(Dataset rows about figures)
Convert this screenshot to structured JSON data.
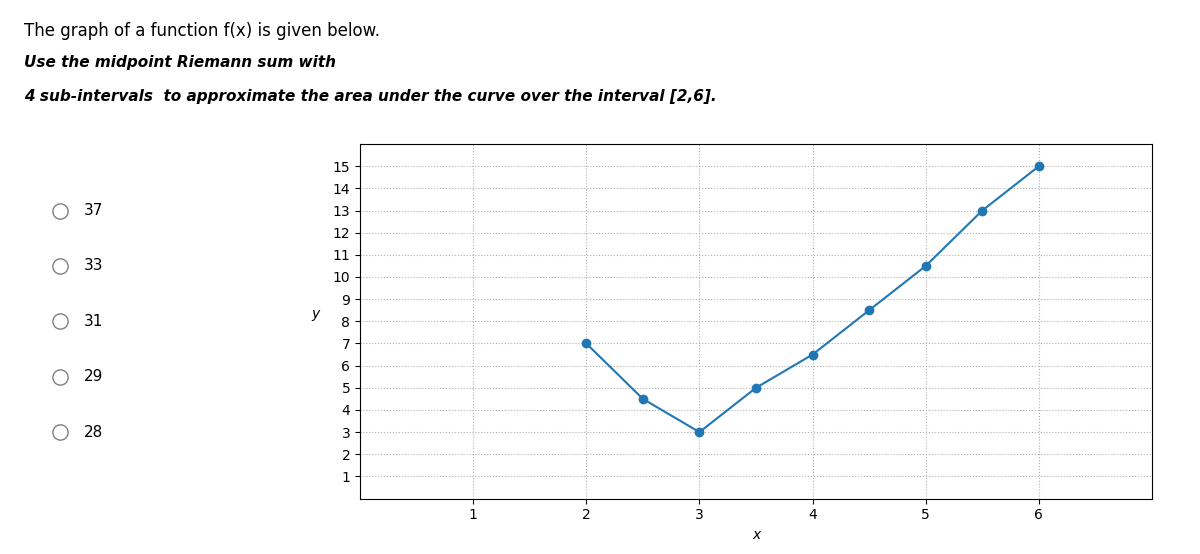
{
  "chart_data": {
    "type": "line",
    "title": "The graph of a function f(x) is given below.",
    "subtitle": [
      "Use the midpoint Riemann sum with",
      "4 sub-intervals  to approximate the area under the curve over the interval [2,6]."
    ],
    "annotations": [
      "37",
      "33",
      "31",
      "29",
      "28"
    ],
    "x": [
      2.0,
      2.5,
      3.0,
      3.5,
      4.0,
      4.5,
      5.0,
      5.5,
      6.0
    ],
    "values": [
      7.0,
      4.5,
      3.0,
      5.0,
      6.5,
      8.5,
      10.5,
      13.0,
      15.0
    ],
    "xlim": [
      0,
      7.0
    ],
    "ylim": [
      0,
      16
    ],
    "xticks": [
      1,
      2,
      3,
      4,
      5,
      6
    ],
    "yticks": [
      1,
      2,
      3,
      4,
      5,
      6,
      7,
      8,
      9,
      10,
      11,
      12,
      13,
      14,
      15
    ],
    "xlabel": "x",
    "ylabel": "y",
    "marker": "o",
    "grid": true
  }
}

• Work to do
Your copy should match the entries exactly, minus the pictures.

• Response to this exercise
Convert this screenshot to structured JSON data.
{
  "chart_data": {
    "type": "line",
    "title": "The graph of a function f(x) is given below.",
    "subtitle": [
      "Use the midpoint Riemann sum with",
      "4 sub-intervals  to approximate the area under the curve over the interval [2,6]."
    ],
    "annotations": [
      "37",
      "33",
      "31",
      "29",
      "28"
    ],
    "x": [
      2.0,
      2.5,
      3.0,
      3.5,
      4.0,
      4.5,
      5.0,
      5.5,
      6.0
    ],
    "values": [
      7.0,
      4.5,
      3.0,
      5.0,
      6.5,
      8.5,
      10.5,
      13.0,
      15.0
    ],
    "xlim": [
      0,
      7.0
    ],
    "ylim": [
      0,
      16
    ],
    "xticks": [
      1,
      2,
      3,
      4,
      5,
      6
    ],
    "yticks": [
      1,
      2,
      3,
      4,
      5,
      6,
      7,
      8,
      9,
      10,
      11,
      12,
      13,
      14,
      15
    ],
    "xlabel": "x",
    "ylabel": "y",
    "marker": "o",
    "grid": true
  }
}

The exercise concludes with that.